==== EXTRAIT DU DOCUMENT

TURQUIE / KURDISTAN – Lors de la première Conférence des femmes parlementaires kurdes, les élues kurdes ont mis l’accent sur l’opportunité d’une « Renaissance des femmes » au Kurdistan tandis qu’elles décidaient « d’établir l’unité et des réseaux organisationnels parmi les femmes parlementaires kurdes ».
La première « Conférence des femmes parlementaires kurdes » (en kurde: Konferansa Parlamenterên Jinên Kurd) organisée par le Mouvement des femmes libres (Tevgera Jinên Azad-TJA) à Amed s’est achevée aujourd’hui.
À l’issue des ateliers organisés le deuxième jour au Centre des congrès de Çand Amed, la déclaration finale a été lue.
La déclaration finale lue par la députée Semra Çağlar Gökalp se lit comme suit :
En tant que femmes kurdes du territoire du Kurdistan, au cœur des régimes de guerre incessants des puissances capitalistes mondiales et des États-nations, nous avons subi l’exploitation et les massacres dans toute la région. La guerre menée par les dirigeants est un génocide contre les femmes kurdes. En tant que femmes qui n’ont jamais reculé devant la lutte pour notre langue, notre culture et notre identité, nous avons démontré notre résistance au Moyen-Orient et au monde entier comme un chemin vers la construction d’une nouvelle vie.

========

* **CONSIGNES**
1. Relevez dans l'extrait toutes les choses pour lesquelles, selon la déclaration finale, les femmes kurdes n'ont jamais reculé devant la lutte.
2. D'après l'extrait, par qui la déclaration finale de la conférence a-t-elle été lue ?

==== DONNÉES ENREGISTRÉES

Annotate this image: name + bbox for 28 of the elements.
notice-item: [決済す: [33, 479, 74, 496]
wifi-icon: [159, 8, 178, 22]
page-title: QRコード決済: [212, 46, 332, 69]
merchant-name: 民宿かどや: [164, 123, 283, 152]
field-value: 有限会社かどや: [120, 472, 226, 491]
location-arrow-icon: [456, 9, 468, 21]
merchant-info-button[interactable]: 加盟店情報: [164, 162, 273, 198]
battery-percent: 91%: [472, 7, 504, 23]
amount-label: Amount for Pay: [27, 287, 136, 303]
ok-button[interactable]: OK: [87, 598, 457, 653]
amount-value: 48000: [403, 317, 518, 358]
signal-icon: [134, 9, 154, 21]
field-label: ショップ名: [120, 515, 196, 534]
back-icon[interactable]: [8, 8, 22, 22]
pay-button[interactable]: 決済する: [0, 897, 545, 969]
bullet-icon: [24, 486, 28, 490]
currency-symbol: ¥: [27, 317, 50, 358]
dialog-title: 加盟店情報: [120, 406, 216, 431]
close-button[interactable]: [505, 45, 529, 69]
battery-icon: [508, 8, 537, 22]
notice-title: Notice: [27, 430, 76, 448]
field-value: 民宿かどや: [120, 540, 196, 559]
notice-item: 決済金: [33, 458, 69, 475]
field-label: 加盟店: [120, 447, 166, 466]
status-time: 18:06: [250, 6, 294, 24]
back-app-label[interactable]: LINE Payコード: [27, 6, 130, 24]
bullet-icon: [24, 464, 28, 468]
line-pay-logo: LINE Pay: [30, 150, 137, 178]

========

* **RÉPONSES**
1. Leur langue, leur culture et leur identité.

2. Par la députée Semra Çağlar Gökalp.